Chen’s efforts failed and BlackBerry as a mobile operating system and phone company died off, but his idea is more relevant today than ever. His proposal encouraged the introduction of legislation that would require developers to port apps over to other major operating systems. Any such law would compel developers to do more work, which was one of the criticisms of his proposal at the time, but BlackBerry’s own efforts to port Android apps to its BlackBerry10 operating system proved that it can work. 

Before BlackBerry introduced Android-based devices, the company partnered with Amazon to include the Amazon App Store on BlackBerry 10 phones. The Amazon App Store features Android applications, which are available natively on the Google Play Store on Android devices, and was designed for use on Amazon’s series of Fire tablet devices. The deal allowed BlackBerry users at the time – and Fire tablet users today – to download Android apps and use them. By including an Android runtime within the BlackBerry10 software, users could install most Android apps on their BlackBerry and have them function just as well as they would on any Android device.

A huge problem, however, was that Google denied BlackBerry and Amazon access to Google Play Services, a proprietary background service introduced in 2012 that is required for some applications to function properly. It meant that some applications worked fine, while other popular apps like Snapchat couldn’t function on BlackBerry devices at all.

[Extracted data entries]

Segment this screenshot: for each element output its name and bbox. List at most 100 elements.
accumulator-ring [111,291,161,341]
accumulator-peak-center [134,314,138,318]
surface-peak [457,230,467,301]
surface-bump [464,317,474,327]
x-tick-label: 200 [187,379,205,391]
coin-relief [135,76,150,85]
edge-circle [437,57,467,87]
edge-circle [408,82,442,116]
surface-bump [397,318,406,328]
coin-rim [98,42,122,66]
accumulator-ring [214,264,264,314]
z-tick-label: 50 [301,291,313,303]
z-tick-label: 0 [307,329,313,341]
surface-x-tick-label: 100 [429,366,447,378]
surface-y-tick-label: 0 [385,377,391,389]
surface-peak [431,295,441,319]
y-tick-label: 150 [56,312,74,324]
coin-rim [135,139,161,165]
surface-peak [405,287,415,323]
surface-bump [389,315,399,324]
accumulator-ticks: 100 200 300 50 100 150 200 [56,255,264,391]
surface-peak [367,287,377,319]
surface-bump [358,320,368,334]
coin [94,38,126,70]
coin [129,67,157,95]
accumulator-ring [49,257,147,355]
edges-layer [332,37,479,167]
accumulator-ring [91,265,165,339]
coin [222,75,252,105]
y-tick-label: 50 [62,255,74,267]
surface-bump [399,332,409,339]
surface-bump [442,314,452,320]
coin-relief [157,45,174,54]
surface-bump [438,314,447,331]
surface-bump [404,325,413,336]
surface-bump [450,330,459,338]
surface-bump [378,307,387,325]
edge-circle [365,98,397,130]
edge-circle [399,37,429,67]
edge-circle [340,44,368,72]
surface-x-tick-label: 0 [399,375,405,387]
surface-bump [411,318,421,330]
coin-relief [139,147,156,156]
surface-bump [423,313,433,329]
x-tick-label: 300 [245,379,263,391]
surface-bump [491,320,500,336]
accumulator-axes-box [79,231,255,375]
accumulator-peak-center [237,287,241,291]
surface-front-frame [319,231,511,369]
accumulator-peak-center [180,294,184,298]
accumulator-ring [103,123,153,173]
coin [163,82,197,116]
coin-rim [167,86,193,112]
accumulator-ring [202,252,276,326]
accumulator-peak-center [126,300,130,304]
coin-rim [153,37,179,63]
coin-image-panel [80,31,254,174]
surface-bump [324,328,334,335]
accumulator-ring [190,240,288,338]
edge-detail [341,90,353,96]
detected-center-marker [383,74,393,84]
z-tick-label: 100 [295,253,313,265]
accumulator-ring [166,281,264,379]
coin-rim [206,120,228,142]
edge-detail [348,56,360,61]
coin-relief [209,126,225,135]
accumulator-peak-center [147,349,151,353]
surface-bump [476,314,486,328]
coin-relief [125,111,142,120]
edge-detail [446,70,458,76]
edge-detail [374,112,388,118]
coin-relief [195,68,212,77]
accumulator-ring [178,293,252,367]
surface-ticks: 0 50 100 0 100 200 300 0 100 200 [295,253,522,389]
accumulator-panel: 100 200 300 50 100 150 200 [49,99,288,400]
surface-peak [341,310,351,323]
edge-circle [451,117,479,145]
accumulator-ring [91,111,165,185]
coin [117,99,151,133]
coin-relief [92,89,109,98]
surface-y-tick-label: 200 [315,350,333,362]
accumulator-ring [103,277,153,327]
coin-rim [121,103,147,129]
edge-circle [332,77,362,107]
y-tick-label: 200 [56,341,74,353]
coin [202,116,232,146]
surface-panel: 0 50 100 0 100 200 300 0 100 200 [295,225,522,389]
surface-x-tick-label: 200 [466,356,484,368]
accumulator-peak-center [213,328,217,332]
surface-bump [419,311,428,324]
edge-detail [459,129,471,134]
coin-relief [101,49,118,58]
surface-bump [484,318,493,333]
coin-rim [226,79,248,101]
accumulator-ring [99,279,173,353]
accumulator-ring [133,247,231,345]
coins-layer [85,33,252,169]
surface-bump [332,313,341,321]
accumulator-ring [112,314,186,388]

-- ASSIGNMENT --
Answer these questions from the BlackBerry passage:
1. With which company did BlackBerry partner to include an app store on BlackBerry 10 phones?
2. In what year was Google Play Services introduced?
3. Which popular app is named as unable to function on BlackBerry devices at all?
Answer using only the text about BlackBerry, without drawing on the records.

-- TASK RESPONSE --
1. Amazon
2. 2012
3. Snapchat